[A block of data]
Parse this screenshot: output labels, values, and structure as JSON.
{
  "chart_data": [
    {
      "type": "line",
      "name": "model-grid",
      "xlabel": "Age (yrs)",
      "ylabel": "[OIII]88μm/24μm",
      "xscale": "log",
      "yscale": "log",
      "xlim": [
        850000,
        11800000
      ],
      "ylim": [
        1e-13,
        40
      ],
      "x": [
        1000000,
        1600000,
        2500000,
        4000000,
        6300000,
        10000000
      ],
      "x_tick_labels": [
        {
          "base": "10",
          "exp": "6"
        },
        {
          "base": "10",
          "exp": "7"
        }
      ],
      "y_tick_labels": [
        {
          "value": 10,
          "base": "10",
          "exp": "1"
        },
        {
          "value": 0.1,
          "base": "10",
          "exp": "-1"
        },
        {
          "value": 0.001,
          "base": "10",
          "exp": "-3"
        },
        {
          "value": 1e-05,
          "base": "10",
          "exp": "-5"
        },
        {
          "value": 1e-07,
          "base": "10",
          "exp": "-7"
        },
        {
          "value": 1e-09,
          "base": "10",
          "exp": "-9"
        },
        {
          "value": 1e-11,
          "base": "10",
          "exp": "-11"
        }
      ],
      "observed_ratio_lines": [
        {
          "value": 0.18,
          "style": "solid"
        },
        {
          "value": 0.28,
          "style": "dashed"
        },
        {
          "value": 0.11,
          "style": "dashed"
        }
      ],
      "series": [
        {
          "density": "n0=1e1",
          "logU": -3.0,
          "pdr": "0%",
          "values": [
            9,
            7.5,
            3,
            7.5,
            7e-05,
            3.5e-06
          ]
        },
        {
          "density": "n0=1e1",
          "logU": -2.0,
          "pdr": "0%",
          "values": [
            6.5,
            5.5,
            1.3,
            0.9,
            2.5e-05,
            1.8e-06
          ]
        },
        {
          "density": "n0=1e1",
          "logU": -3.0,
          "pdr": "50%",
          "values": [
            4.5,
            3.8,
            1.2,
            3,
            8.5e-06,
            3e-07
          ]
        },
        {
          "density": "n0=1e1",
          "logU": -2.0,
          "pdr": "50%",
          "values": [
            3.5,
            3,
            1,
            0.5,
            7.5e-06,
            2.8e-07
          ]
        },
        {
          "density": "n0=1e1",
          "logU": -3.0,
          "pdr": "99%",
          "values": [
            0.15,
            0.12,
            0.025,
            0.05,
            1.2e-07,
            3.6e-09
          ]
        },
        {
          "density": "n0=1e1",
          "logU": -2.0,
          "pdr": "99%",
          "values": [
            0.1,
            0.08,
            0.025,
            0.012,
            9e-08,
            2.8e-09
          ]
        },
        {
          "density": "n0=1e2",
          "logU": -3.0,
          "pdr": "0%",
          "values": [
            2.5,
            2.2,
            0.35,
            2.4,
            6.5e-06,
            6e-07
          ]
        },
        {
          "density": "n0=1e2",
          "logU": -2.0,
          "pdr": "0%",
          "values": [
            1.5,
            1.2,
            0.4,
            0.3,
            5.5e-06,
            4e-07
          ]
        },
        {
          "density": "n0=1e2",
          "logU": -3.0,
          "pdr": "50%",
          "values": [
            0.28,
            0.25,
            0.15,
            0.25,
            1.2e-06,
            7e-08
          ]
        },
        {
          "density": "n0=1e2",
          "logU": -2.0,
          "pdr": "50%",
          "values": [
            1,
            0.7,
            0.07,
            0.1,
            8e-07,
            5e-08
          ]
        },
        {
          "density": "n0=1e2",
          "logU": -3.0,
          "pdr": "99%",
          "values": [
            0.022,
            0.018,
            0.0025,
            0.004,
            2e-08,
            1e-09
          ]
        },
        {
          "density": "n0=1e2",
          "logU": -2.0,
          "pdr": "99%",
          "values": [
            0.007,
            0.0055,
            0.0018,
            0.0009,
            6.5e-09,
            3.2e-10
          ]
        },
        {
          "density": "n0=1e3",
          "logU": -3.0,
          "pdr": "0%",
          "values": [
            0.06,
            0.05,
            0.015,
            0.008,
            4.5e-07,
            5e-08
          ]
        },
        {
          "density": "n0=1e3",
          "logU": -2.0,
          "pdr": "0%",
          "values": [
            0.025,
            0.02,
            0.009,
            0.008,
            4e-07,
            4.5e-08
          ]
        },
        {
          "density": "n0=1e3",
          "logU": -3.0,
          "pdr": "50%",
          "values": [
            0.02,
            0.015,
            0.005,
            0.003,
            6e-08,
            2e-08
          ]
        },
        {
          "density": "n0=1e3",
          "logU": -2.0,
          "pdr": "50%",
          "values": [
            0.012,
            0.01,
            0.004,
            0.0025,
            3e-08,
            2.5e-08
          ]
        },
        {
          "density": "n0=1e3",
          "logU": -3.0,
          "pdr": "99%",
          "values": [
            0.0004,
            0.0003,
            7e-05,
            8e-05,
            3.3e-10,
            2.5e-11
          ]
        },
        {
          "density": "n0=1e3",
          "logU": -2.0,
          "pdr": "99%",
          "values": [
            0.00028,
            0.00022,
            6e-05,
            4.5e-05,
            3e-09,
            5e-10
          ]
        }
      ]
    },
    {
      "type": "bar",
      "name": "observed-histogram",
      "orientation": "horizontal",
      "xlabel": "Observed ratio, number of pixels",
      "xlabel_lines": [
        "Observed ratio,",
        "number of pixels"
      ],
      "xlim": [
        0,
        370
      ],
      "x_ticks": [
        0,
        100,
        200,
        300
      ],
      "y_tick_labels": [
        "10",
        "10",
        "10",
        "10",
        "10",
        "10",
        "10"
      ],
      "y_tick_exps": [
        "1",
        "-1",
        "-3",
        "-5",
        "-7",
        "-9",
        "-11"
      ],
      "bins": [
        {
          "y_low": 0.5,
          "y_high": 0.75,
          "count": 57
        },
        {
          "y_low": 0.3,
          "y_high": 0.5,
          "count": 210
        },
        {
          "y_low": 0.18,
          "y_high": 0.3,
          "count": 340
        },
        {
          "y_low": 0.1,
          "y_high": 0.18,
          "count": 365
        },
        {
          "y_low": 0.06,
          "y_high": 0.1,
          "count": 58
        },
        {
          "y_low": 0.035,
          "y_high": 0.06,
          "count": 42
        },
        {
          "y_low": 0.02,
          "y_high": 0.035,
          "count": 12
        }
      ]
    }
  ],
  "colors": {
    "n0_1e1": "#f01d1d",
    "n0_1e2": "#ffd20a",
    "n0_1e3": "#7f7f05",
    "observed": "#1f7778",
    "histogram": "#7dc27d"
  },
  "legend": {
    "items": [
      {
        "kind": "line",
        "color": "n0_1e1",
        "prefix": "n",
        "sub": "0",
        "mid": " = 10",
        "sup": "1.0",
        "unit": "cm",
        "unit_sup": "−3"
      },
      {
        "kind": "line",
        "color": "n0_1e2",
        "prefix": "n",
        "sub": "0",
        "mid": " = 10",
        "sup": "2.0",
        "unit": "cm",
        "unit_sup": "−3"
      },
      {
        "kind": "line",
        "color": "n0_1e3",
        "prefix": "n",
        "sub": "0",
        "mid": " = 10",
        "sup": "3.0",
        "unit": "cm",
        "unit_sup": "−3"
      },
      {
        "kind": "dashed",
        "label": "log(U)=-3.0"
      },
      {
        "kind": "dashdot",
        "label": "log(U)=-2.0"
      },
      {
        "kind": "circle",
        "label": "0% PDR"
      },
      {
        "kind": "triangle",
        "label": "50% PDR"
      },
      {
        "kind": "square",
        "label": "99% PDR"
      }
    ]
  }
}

§ Work to do: Reproduce the complete data exactly as presented above.

§ Answer in full:
Parse this screenshot: output labels, values, and structure as JSON.
{
  "chart_data": [
    {
      "type": "line",
      "name": "model-grid",
      "xlabel": "Age (yrs)",
      "ylabel": "[OIII]88μm/24μm",
      "xscale": "log",
      "yscale": "log",
      "xlim": [
        850000,
        11800000
      ],
      "ylim": [
        1e-13,
        40
      ],
      "x": [
        1000000,
        1600000,
        2500000,
        4000000,
        6300000,
        10000000
      ],
      "x_tick_labels": [
        {
          "base": "10",
          "exp": "6"
        },
        {
          "base": "10",
          "exp": "7"
        }
      ],
      "y_tick_labels": [
        {
          "value": 10,
          "base": "10",
          "exp": "1"
        },
        {
          "value": 0.1,
          "base": "10",
          "exp": "-1"
        },
        {
          "value": 0.001,
          "base": "10",
          "exp": "-3"
        },
        {
          "value": 1e-05,
          "base": "10",
          "exp": "-5"
        },
        {
          "value": 1e-07,
          "base": "10",
          "exp": "-7"
        },
        {
          "value": 1e-09,
          "base": "10",
          "exp": "-9"
        },
        {
          "value": 1e-11,
          "base": "10",
          "exp": "-11"
        }
      ],
      "observed_ratio_lines": [
        {
          "value": 0.18,
          "style": "solid"
        },
        {
          "value": 0.28,
          "style": "dashed"
        },
        {
          "value": 0.11,
          "style": "dashed"
        }
      ],
      "series": [
        {
          "density": "n0=1e1",
          "logU": -3.0,
          "pdr": "0%",
          "values": [
            9,
            7.5,
            3,
            7.5,
            7e-05,
            3.5e-06
          ]
        },
        {
          "density": "n0=1e1",
          "logU": -2.0,
          "pdr": "0%",
          "values": [
            6.5,
            5.5,
            1.3,
            0.9,
            2.5e-05,
            1.8e-06
          ]
        },
        {
          "density": "n0=1e1",
          "logU": -3.0,
          "pdr": "50%",
          "values": [
            4.5,
            3.8,
            1.2,
            3,
            8.5e-06,
            3e-07
          ]
        },
        {
          "density": "n0=1e1",
          "logU": -2.0,
          "pdr": "50%",
          "values": [
            3.5,
            3,
            1,
            0.5,
            7.5e-06,
            2.8e-07
          ]
        },
        {
          "density": "n0=1e1",
          "logU": -3.0,
          "pdr": "99%",
          "values": [
            0.15,
            0.12,
            0.025,
            0.05,
            1.2e-07,
            3.6e-09
          ]
        },
        {
          "density": "n0=1e1",
          "logU": -2.0,
          "pdr": "99%",
          "values": [
            0.1,
            0.08,
            0.025,
            0.012,
            9e-08,
            2.8e-09
          ]
        },
        {
          "density": "n0=1e2",
          "logU": -3.0,
          "pdr": "0%",
          "values": [
            2.5,
            2.2,
            0.35,
            2.4,
            6.5e-06,
            6e-07
          ]
        },
        {
          "density": "n0=1e2",
          "logU": -2.0,
          "pdr": "0%",
          "values": [
            1.5,
            1.2,
            0.4,
            0.3,
            5.5e-06,
            4e-07
          ]
        },
        {
          "density": "n0=1e2",
          "logU": -3.0,
          "pdr": "50%",
          "values": [
            0.28,
            0.25,
            0.15,
            0.25,
            1.2e-06,
            7e-08
          ]
        },
        {
          "density": "n0=1e2",
          "logU": -2.0,
          "pdr": "50%",
          "values": [
            1,
            0.7,
            0.07,
            0.1,
            8e-07,
            5e-08
          ]
        },
        {
          "density": "n0=1e2",
          "logU": -3.0,
          "pdr": "99%",
          "values": [
            0.022,
            0.018,
            0.0025,
            0.004,
            2e-08,
            1e-09
          ]
        },
        {
          "density": "n0=1e2",
          "logU": -2.0,
          "pdr": "99%",
          "values": [
            0.007,
            0.0055,
            0.0018,
            0.0009,
            6.5e-09,
            3.2e-10
          ]
        },
        {
          "density": "n0=1e3",
          "logU": -3.0,
          "pdr": "0%",
          "values": [
            0.06,
            0.05,
            0.015,
            0.008,
            4.5e-07,
            5e-08
          ]
        },
        {
          "density": "n0=1e3",
          "logU": -2.0,
          "pdr": "0%",
          "values": [
            0.025,
            0.02,
            0.009,
            0.008,
            4e-07,
            4.5e-08
          ]
        },
        {
          "density": "n0=1e3",
          "logU": -3.0,
          "pdr": "50%",
          "values": [
            0.02,
            0.015,
            0.005,
            0.003,
            6e-08,
            2e-08
          ]
        },
        {
          "density": "n0=1e3",
          "logU": -2.0,
          "pdr": "50%",
          "values": [
            0.012,
            0.01,
            0.004,
            0.0025,
            3e-08,
            2.5e-08
          ]
        },
        {
          "density": "n0=1e3",
          "logU": -3.0,
          "pdr": "99%",
          "values": [
            0.0004,
            0.0003,
            7e-05,
            8e-05,
            3.3e-10,
            2.5e-11
          ]
        },
        {
          "density": "n0=1e3",
          "logU": -2.0,
          "pdr": "99%",
          "values": [
            0.00028,
            0.00022,
            6e-05,
            4.5e-05,
            3e-09,
            5e-10
          ]
        }
      ]
    },
    {
      "type": "bar",
      "name": "observed-histogram",
      "orientation": "horizontal",
      "xlabel": "Observed ratio, number of pixels",
      "xlabel_lines": [
        "Observed ratio,",
        "number of pixels"
      ],
      "xlim": [
        0,
        370
      ],
      "x_ticks": [
        0,
        100,
        200,
        300
      ],
      "y_tick_labels": [
        "10",
        "10",
        "10",
        "10",
        "10",
        "10",
        "10"
      ],
      "y_tick_exps": [
        "1",
        "-1",
        "-3",
        "-5",
        "-7",
        "-9",
        "-11"
      ],
      "bins": [
        {
          "y_low": 0.5,
          "y_high": 0.75,
          "count": 57
        },
        {
          "y_low": 0.3,
          "y_high": 0.5,
          "count": 210
        },
        {
          "y_low": 0.18,
          "y_high": 0.3,
          "count": 340
        },
        {
          "y_low": 0.1,
          "y_high": 0.18,
          "count": 365
        },
        {
          "y_low": 0.06,
          "y_high": 0.1,
          "count": 58
        },
        {
          "y_low": 0.035,
          "y_high": 0.06,
          "count": 42
        },
        {
          "y_low": 0.02,
          "y_high": 0.035,
          "count": 12
        }
      ]
    }
  ],
  "colors": {
    "n0_1e1": "#f01d1d",
    "n0_1e2": "#ffd20a",
    "n0_1e3": "#7f7f05",
    "observed": "#1f7778",
    "histogram": "#7dc27d"
  },
  "legend": {
    "items": [
      {
        "kind": "line",
        "color": "n0_1e1",
        "prefix": "n",
        "sub": "0",
        "mid": " = 10",
        "sup": "1.0",
        "unit": "cm",
        "unit_sup": "−3"
      },
      {
        "kind": "line",
        "color": "n0_1e2",
        "prefix": "n",
        "sub": "0",
        "mid": " = 10",
        "sup": "2.0",
        "unit": "cm",
        "unit_sup": "−3"
      },
      {
        "kind": "line",
        "color": "n0_1e3",
        "prefix": "n",
        "sub": "0",
        "mid": " = 10",
        "sup": "3.0",
        "unit": "cm",
        "unit_sup": "−3"
      },
      {
        "kind": "dashed",
        "label": "log(U)=-3.0"
      },
      {
        "kind": "dashdot",
        "label": "log(U)=-2.0"
      },
      {
        "kind": "circle",
        "label": "0% PDR"
      },
      {
        "kind": "triangle",
        "label": "50% PDR"
      },
      {
        "kind": "square",
        "label": "99% PDR"
      }
    ]
  }
}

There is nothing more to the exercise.